#### [SUPPLIED DATA]
>>>>>

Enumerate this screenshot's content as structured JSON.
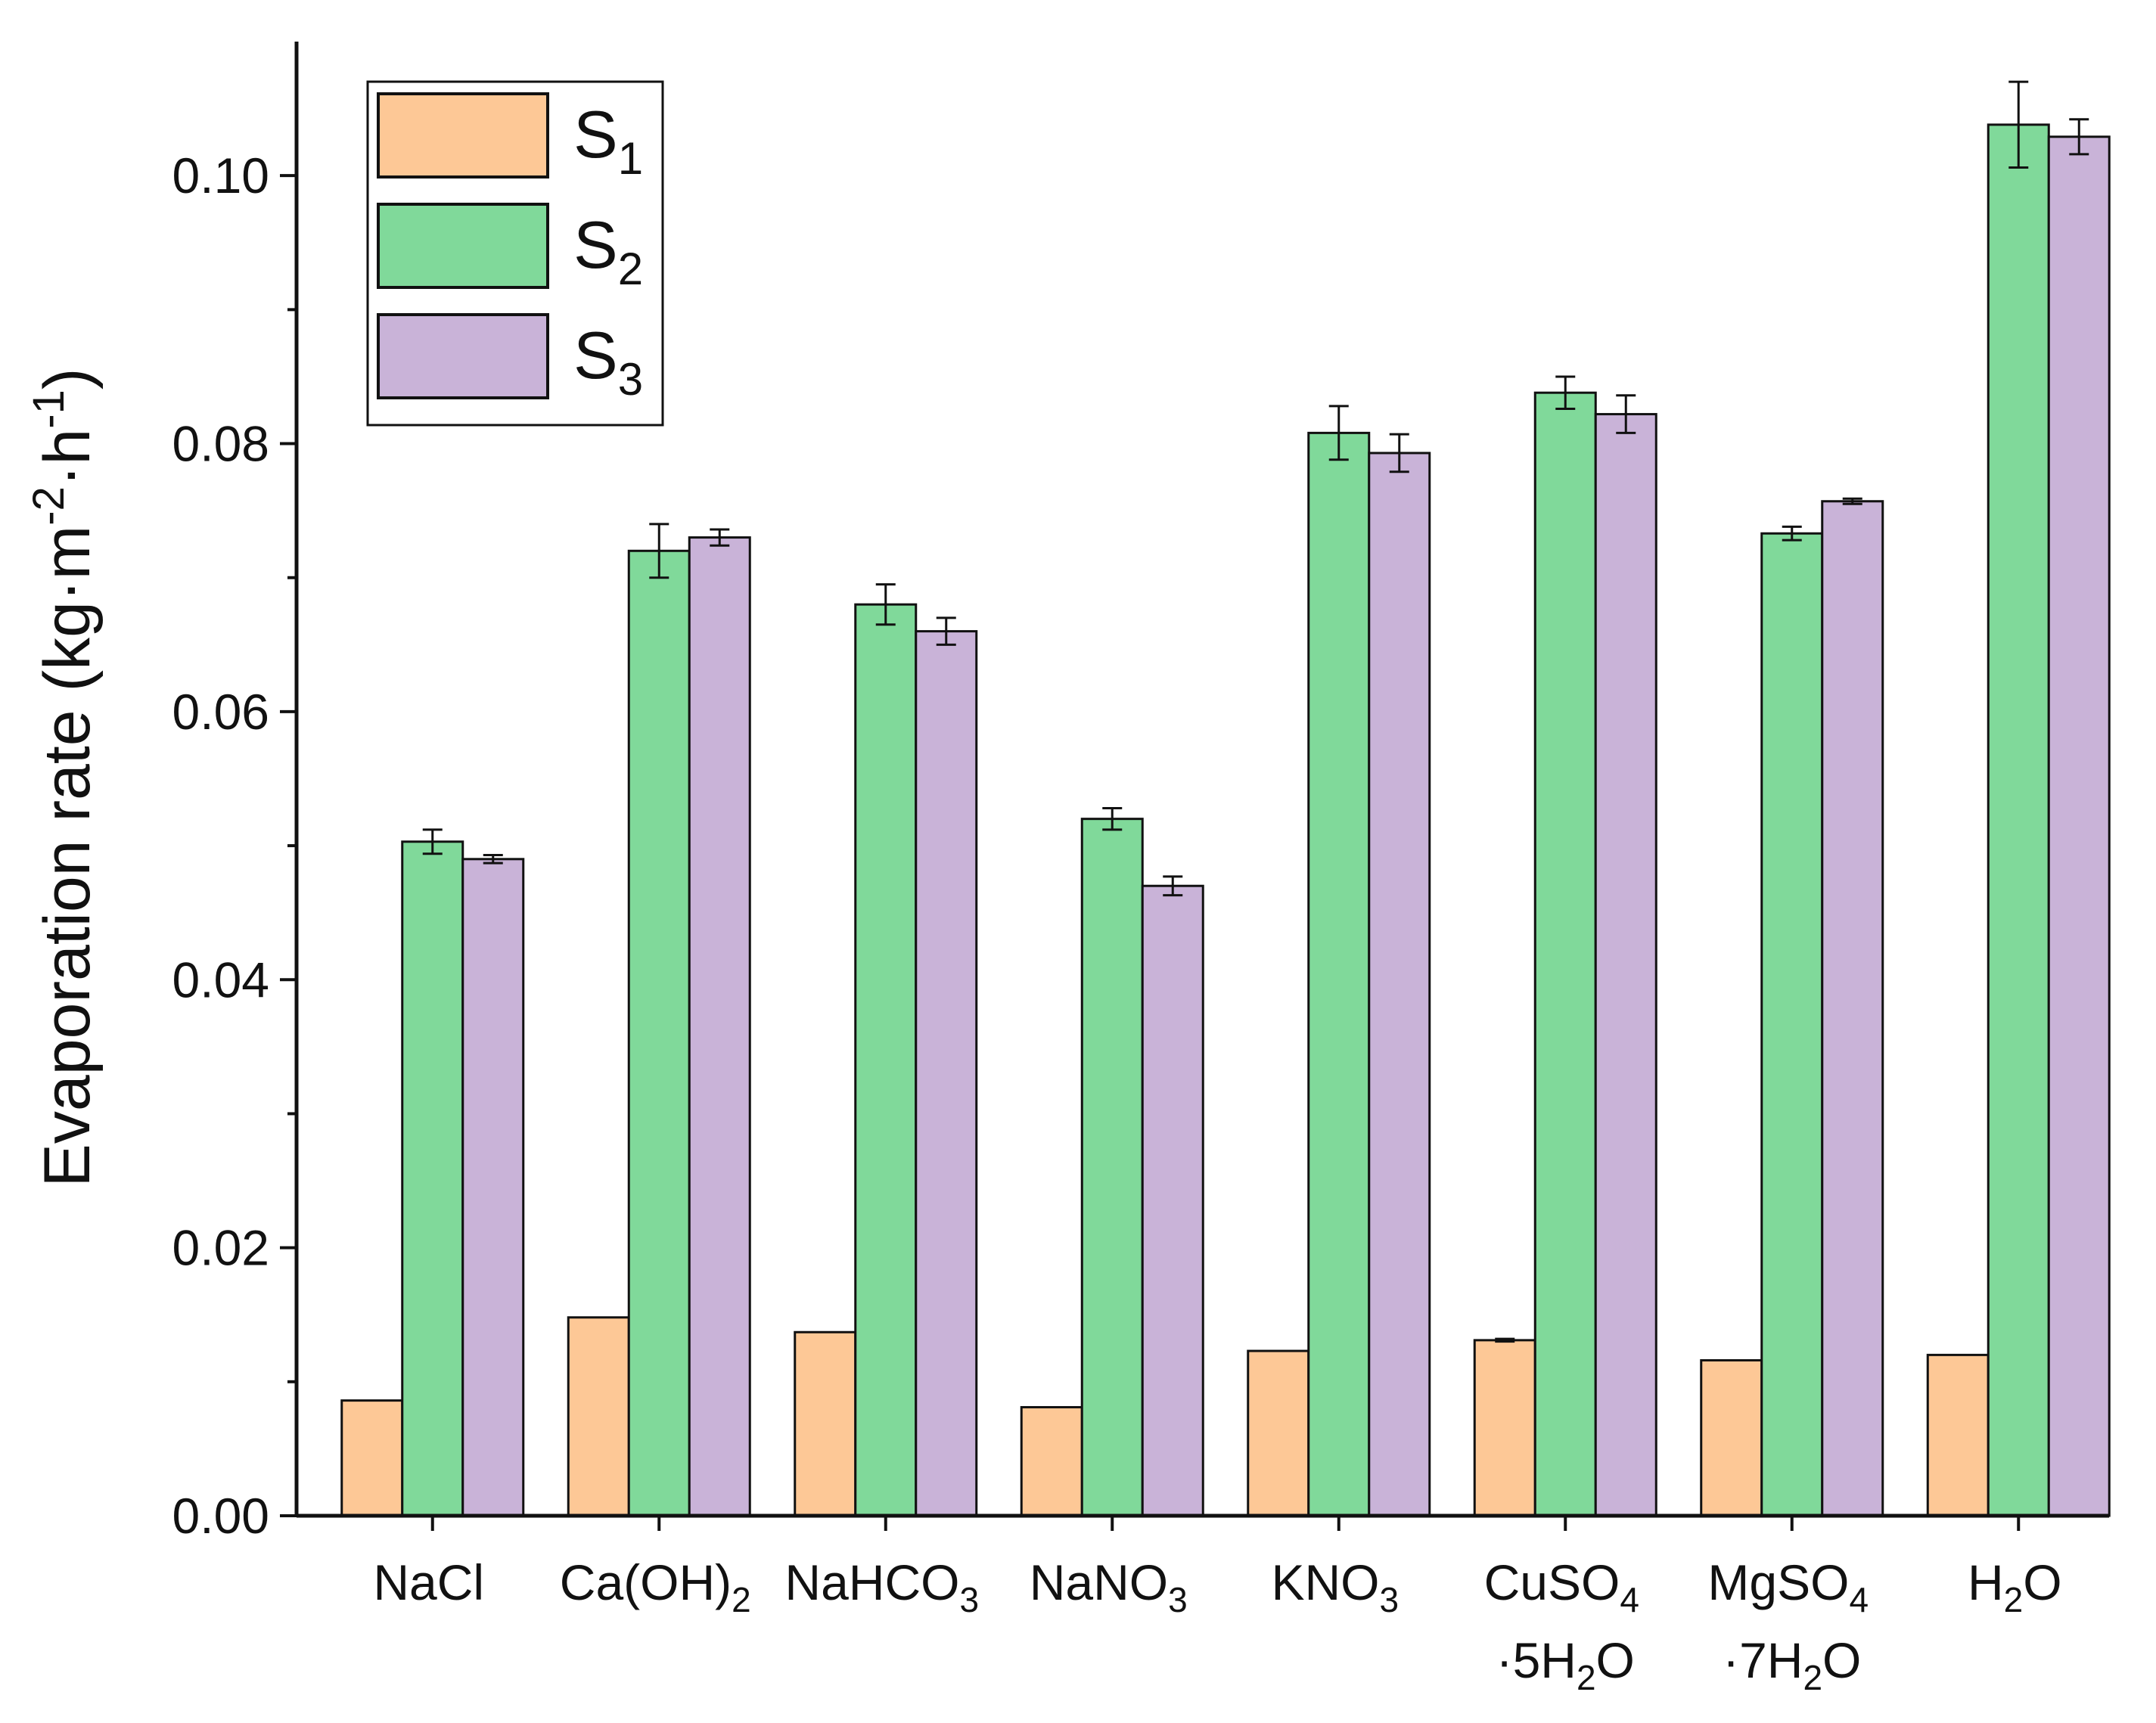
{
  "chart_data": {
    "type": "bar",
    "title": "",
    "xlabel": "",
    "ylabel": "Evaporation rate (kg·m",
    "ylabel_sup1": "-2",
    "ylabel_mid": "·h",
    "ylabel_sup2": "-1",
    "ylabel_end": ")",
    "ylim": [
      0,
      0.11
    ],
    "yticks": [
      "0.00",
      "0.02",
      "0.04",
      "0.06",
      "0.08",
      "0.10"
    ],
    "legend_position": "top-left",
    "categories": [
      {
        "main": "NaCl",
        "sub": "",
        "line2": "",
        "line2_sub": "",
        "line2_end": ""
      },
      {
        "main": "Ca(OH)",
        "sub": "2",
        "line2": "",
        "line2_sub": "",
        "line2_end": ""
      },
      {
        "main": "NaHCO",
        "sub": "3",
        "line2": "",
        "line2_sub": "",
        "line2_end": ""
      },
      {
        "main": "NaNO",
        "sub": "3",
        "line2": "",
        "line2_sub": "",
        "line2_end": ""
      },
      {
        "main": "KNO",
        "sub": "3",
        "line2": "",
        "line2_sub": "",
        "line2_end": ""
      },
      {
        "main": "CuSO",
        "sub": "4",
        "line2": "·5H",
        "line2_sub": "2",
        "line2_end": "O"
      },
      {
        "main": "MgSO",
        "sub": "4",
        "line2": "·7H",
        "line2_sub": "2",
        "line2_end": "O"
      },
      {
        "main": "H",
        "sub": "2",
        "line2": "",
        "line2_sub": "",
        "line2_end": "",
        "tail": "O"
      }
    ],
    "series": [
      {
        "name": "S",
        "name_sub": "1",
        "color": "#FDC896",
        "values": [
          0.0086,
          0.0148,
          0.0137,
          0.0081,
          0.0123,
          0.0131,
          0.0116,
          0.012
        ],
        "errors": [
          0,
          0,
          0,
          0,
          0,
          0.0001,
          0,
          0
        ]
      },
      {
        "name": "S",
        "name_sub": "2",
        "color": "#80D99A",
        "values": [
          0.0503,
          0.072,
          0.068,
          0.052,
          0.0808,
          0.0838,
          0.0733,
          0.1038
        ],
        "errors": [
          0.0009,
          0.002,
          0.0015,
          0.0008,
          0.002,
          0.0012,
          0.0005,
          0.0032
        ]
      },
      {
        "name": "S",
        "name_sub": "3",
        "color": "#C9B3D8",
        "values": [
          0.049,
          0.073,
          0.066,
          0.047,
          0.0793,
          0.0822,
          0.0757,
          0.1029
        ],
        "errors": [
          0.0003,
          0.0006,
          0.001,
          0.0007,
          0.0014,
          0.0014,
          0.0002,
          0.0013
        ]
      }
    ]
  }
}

<<<<<

Take the listing above and restate it word for word, without its pictures.

#### [SOLUTION TO THE PROBLEM]
Enumerate this screenshot's content as structured JSON.
{
  "chart_data": {
    "type": "bar",
    "title": "",
    "xlabel": "",
    "ylabel": "Evaporation rate (kg·m",
    "ylabel_sup1": "-2",
    "ylabel_mid": "·h",
    "ylabel_sup2": "-1",
    "ylabel_end": ")",
    "ylim": [
      0,
      0.11
    ],
    "yticks": [
      "0.00",
      "0.02",
      "0.04",
      "0.06",
      "0.08",
      "0.10"
    ],
    "legend_position": "top-left",
    "categories": [
      {
        "main": "NaCl",
        "sub": "",
        "line2": "",
        "line2_sub": "",
        "line2_end": ""
      },
      {
        "main": "Ca(OH)",
        "sub": "2",
        "line2": "",
        "line2_sub": "",
        "line2_end": ""
      },
      {
        "main": "NaHCO",
        "sub": "3",
        "line2": "",
        "line2_sub": "",
        "line2_end": ""
      },
      {
        "main": "NaNO",
        "sub": "3",
        "line2": "",
        "line2_sub": "",
        "line2_end": ""
      },
      {
        "main": "KNO",
        "sub": "3",
        "line2": "",
        "line2_sub": "",
        "line2_end": ""
      },
      {
        "main": "CuSO",
        "sub": "4",
        "line2": "·5H",
        "line2_sub": "2",
        "line2_end": "O"
      },
      {
        "main": "MgSO",
        "sub": "4",
        "line2": "·7H",
        "line2_sub": "2",
        "line2_end": "O"
      },
      {
        "main": "H",
        "sub": "2",
        "line2": "",
        "line2_sub": "",
        "line2_end": "",
        "tail": "O"
      }
    ],
    "series": [
      {
        "name": "S",
        "name_sub": "1",
        "color": "#FDC896",
        "values": [
          0.0086,
          0.0148,
          0.0137,
          0.0081,
          0.0123,
          0.0131,
          0.0116,
          0.012
        ],
        "errors": [
          0,
          0,
          0,
          0,
          0,
          0.0001,
          0,
          0
        ]
      },
      {
        "name": "S",
        "name_sub": "2",
        "color": "#80D99A",
        "values": [
          0.0503,
          0.072,
          0.068,
          0.052,
          0.0808,
          0.0838,
          0.0733,
          0.1038
        ],
        "errors": [
          0.0009,
          0.002,
          0.0015,
          0.0008,
          0.002,
          0.0012,
          0.0005,
          0.0032
        ]
      },
      {
        "name": "S",
        "name_sub": "3",
        "color": "#C9B3D8",
        "values": [
          0.049,
          0.073,
          0.066,
          0.047,
          0.0793,
          0.0822,
          0.0757,
          0.1029
        ],
        "errors": [
          0.0003,
          0.0006,
          0.001,
          0.0007,
          0.0014,
          0.0014,
          0.0002,
          0.0013
        ]
      }
    ]
  }
}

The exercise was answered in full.